Financial Daily from THE HINDU group of publications
Monday, Mar 18, 2002
Agri-Biz & Commodities
Nestle set to `adapt' to consumer's purse
Mr Carlo M. Donati, CMD, Nestle India Ltd.
NEW DELHI, March 17
THE Nestle Chief in India, Mr Carlo M. Donati, is distinctly unhappy. The Budget 2002-03 fails to instil consumer confidence. And that perturbs him. But what really gets his goat is the prevailing ``chalta hai'' attitude. So says Mr Donati, in a no-holds barred interview with Business Line.
The coming fiscal does not look good, going by the revised GDP figure, pegged at four per cent or near about. The numbers notwithstanding, he observes, ``it is the attitude...chalta hai...that is disappointing and that does not create consumer confidence. Subsequently, there will be no expenditure and it is against this background that we have to deliver. And that, is not easy.''
Not surprising then, that Mr Donati, CMD, Nestle India, was away at Varanasi, perhaps watching the Ganga flow by, when the Finance Minister was presenting the Budget for the new fiscal!
``Consumer confidence has a multiplier effect and is a generator of GDP growth. If GDP remains stagnant, then I would not be able to catch a new consumer,'' he explains.
But, the Swiss food major's disenchantment with the Budget is for reasons more than just not spurring consumer confidence.
The scrapping of the Milk and Milk Products Order (MMPO), specifically, makes Mr Donati indignant. ``Neither Nestle nor NDDB are charitable organisations. They invest because they want to collect (earn). We invest in the milk area because we need a certain quantity and quality of milk.'' Nestle, till date, has cultivated about 95,000 farmers in and around Moga (Punjab).
``Liberalisation is my doctrine. But it has to be applied with a certain degree of caution. If you liberalise, like it is now a free for all then my investment will benefit someone else'', he points out in anguish. And goes on to elaborate further.
``If India has reached the No.1 position in the world in terms of milk production through the milk-shed area model, I don't see why we should dismantle it.''
``The MMPO was proposed for changes, but the changes are not clear, nor is its implementation...There is a mismatch between the spirit of the liberalisation and the proposal,'' he adds, emphatically.

> [Tasks for this exercise]:
- 1) Write out the portion of the Nestle India article from "NEW DELHI, March" to "with Business Line.".
- 2) According to the Nestle India article, about how many farmers has Nestle cultivated in and around Moga?
- 3) Carry on the article about the Nestle India chief's view of the Budget from its last sentence.

> [Record list]:
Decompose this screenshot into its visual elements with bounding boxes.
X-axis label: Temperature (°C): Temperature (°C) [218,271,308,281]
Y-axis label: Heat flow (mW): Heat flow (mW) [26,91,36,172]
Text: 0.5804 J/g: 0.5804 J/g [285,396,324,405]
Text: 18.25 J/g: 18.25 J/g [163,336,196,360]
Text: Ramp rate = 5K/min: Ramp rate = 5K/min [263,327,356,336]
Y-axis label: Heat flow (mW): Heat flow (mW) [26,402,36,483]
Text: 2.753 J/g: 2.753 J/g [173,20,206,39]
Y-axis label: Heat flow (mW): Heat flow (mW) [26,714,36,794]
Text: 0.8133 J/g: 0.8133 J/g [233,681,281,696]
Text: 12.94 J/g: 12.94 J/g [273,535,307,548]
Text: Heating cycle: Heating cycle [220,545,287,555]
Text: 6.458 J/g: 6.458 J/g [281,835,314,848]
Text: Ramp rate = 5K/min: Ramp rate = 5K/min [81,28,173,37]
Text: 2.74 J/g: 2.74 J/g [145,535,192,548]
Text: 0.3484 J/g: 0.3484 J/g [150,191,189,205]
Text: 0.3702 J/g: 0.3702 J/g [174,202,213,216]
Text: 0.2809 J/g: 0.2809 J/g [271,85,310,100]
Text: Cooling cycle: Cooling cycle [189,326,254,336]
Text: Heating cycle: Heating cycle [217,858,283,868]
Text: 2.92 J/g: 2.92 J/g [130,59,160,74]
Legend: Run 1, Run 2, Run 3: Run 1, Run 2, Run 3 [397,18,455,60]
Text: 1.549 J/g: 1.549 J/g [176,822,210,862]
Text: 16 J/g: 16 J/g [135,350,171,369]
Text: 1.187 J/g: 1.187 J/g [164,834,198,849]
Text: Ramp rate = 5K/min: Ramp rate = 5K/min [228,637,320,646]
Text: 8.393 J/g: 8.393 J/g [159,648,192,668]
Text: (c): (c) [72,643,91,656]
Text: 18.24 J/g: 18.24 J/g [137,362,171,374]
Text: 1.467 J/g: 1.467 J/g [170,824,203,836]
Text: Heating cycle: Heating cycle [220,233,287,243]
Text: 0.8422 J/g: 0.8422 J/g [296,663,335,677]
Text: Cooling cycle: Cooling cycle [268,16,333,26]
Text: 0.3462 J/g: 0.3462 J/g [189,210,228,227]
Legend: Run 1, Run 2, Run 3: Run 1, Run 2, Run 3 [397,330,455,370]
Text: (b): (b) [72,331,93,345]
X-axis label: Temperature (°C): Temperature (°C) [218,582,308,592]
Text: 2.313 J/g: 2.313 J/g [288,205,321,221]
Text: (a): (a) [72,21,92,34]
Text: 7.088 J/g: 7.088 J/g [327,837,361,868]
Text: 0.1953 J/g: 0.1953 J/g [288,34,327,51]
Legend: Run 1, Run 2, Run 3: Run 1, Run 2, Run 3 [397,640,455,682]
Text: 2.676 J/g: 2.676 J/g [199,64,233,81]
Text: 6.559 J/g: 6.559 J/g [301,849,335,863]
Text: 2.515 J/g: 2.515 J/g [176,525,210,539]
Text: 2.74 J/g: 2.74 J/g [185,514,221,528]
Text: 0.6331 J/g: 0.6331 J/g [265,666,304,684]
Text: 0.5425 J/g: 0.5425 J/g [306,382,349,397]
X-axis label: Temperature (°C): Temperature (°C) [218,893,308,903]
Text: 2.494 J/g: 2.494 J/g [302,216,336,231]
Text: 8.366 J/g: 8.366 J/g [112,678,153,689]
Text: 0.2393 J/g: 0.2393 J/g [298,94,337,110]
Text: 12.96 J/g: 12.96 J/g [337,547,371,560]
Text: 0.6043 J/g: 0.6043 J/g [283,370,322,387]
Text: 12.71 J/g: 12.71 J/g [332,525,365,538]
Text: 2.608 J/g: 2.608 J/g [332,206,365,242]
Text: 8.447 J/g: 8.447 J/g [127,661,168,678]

> [Expected outputs]:
- 1)
NEW DELHI, March 17
THE Nestle Chief in India, Mr Carlo M. Donati, is distinctly unhappy. The Budget 2002-03 fails to instil consumer confidence. And that perturbs him. But what really gets his goat is the prevailing ``chalta hai'' attitude. So says Mr Donati, in a no-holds barred interview with Business Line.

- 2) About 95,000 farmers.

- 3)
Nestle's strategy, in the difficult environment, would be to ``adapt to the purchasing power of the consumer'', even as it seeks to sell more to the segment with ``disposable income.''
``It may be difficult for a consumer to spend Rs 96 for a bottle of ketchup, but that's why we introduced the Rs 2 sachet'', he explains.
On having a premium-priced product portfolio, he has a ready answer. ``My prices have not increased for the last four years in general. Take Nescafe, condensed milk, tomato ketchup and noodles.'' Admitting, however, that Nestle is an expensive company, he quips, ``but we give you the best quality.''
In India, Nestle had decided to focus on its dairy and water segments. And its `dahi' and butter have done rather well in a segment with active players as Amul, Mother Dairy and Britannia.
``Brands are never built through good advertising, but through good products. That's why Nestle's Dahi is the best in the market,'' he observes.
But it's quite a different story with Nestle's mass-consumption packaged water, Pure Life. ``This market is not ready to understand and accept the value of the quality we offer at a Rs 2 premium. The consumer trades functionality for quality. So they prefer to pay Rs 10, rather than Rs 12 for Pure Life.''
Also, there is a fierce fight in the market between Coke and Pepsi, he adds. ``They offer discounts to stockists. Besides, while they can leverage their existing distribution, I don't have that. Nor do I have the volumes that Mr Ramesh Chauhan has.''
Nonetheless, Nestle will pump in money into the one-year- old product. ``We are building up to compete and one day we will. In water, I am not certainly making money, but I am investing.''
This year, Nestle is investing to increase the volumes of its water.
``But we are not getting into third party manufacturing, though in the beginning that was our regional strategy for the future. Now we are still in the initial stage and it is taking longer than we originally anticipated,'' he confesses.
On Nestle S.A. being granted permission to increase its stake in the Indian company by 10 per cent, he observes:
``We asked for buy-back permission (from FIPB) to have freedom to decide what is the best approach for the company to increase its foreign participation. This was misread by analysts as Nestle would go for full acquisition of the domestic shareholding.''
``Actually, it is a question to ask Nestle S.A.! We will use the option available to us. We will judge the element of risk in the country, which is relatively high. When we look from outside one feels uncomfortable,'' says Mr Donati.
On future investments in India, he is pretty clear in his mind on what to do.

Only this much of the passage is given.